Stored items from a collection
• • • • • • •

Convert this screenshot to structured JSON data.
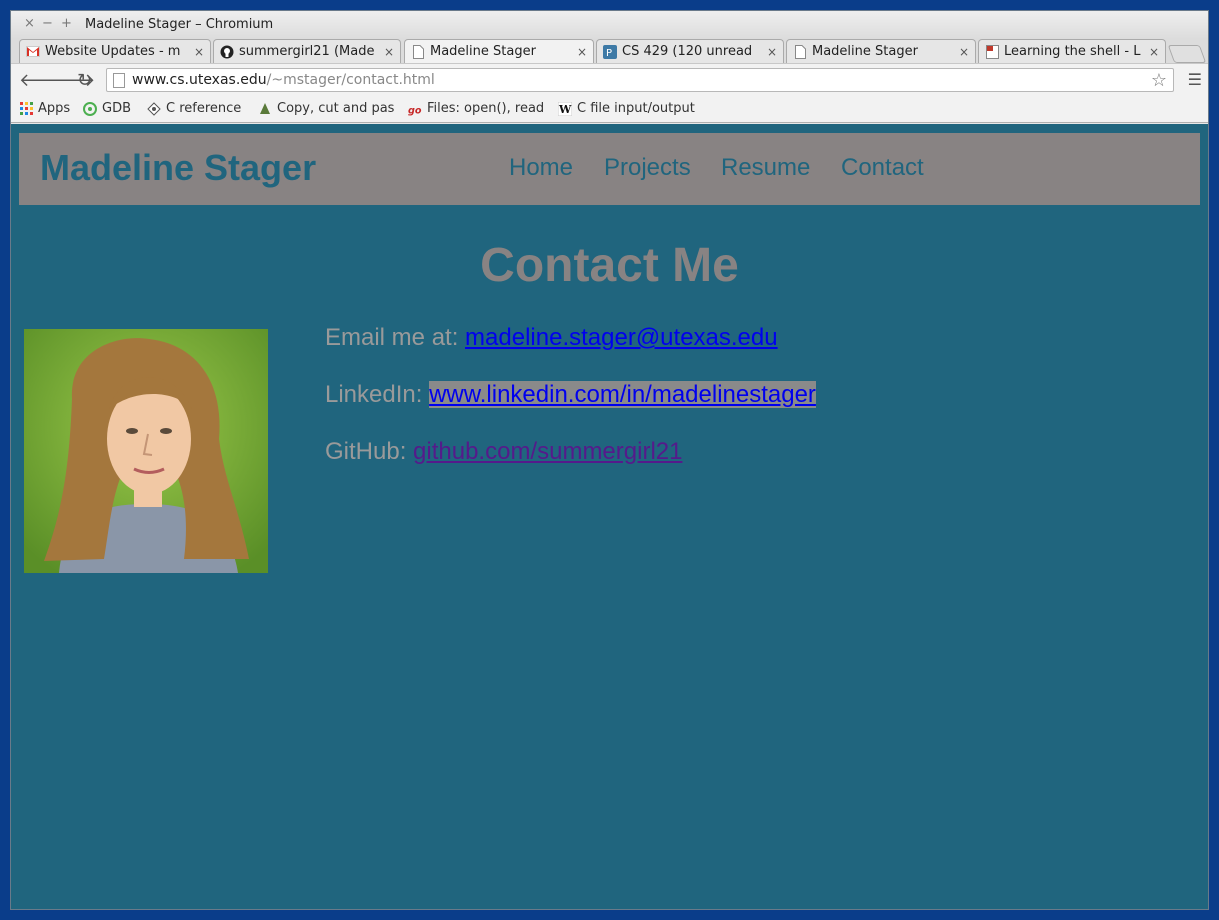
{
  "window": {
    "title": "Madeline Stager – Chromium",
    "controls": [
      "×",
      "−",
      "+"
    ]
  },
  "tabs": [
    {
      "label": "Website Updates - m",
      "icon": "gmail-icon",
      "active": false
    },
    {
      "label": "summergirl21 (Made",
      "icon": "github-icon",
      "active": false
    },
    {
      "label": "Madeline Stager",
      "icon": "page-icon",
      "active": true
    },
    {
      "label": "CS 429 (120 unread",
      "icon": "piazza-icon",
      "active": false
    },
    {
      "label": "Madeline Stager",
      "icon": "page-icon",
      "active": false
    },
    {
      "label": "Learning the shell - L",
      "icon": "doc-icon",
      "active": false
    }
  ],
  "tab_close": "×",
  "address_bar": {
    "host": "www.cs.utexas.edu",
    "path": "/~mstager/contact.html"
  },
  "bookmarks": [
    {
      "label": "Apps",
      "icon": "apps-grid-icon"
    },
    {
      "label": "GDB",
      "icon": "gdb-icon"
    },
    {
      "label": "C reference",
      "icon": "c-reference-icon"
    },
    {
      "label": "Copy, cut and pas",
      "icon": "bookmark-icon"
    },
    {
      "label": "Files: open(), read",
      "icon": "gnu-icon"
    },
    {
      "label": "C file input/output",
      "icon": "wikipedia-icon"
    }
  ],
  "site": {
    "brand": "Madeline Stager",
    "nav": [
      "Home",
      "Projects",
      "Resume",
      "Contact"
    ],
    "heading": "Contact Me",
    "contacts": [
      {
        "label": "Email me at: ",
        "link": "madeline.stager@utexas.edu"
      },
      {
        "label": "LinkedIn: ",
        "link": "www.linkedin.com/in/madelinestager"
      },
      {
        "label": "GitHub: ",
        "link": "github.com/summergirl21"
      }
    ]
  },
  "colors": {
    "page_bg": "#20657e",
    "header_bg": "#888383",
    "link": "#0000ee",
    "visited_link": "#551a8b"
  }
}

• • • • • • •

Exercise prompt
Only a number is wanted: how many lines of the material include the word "reference".

Task output
2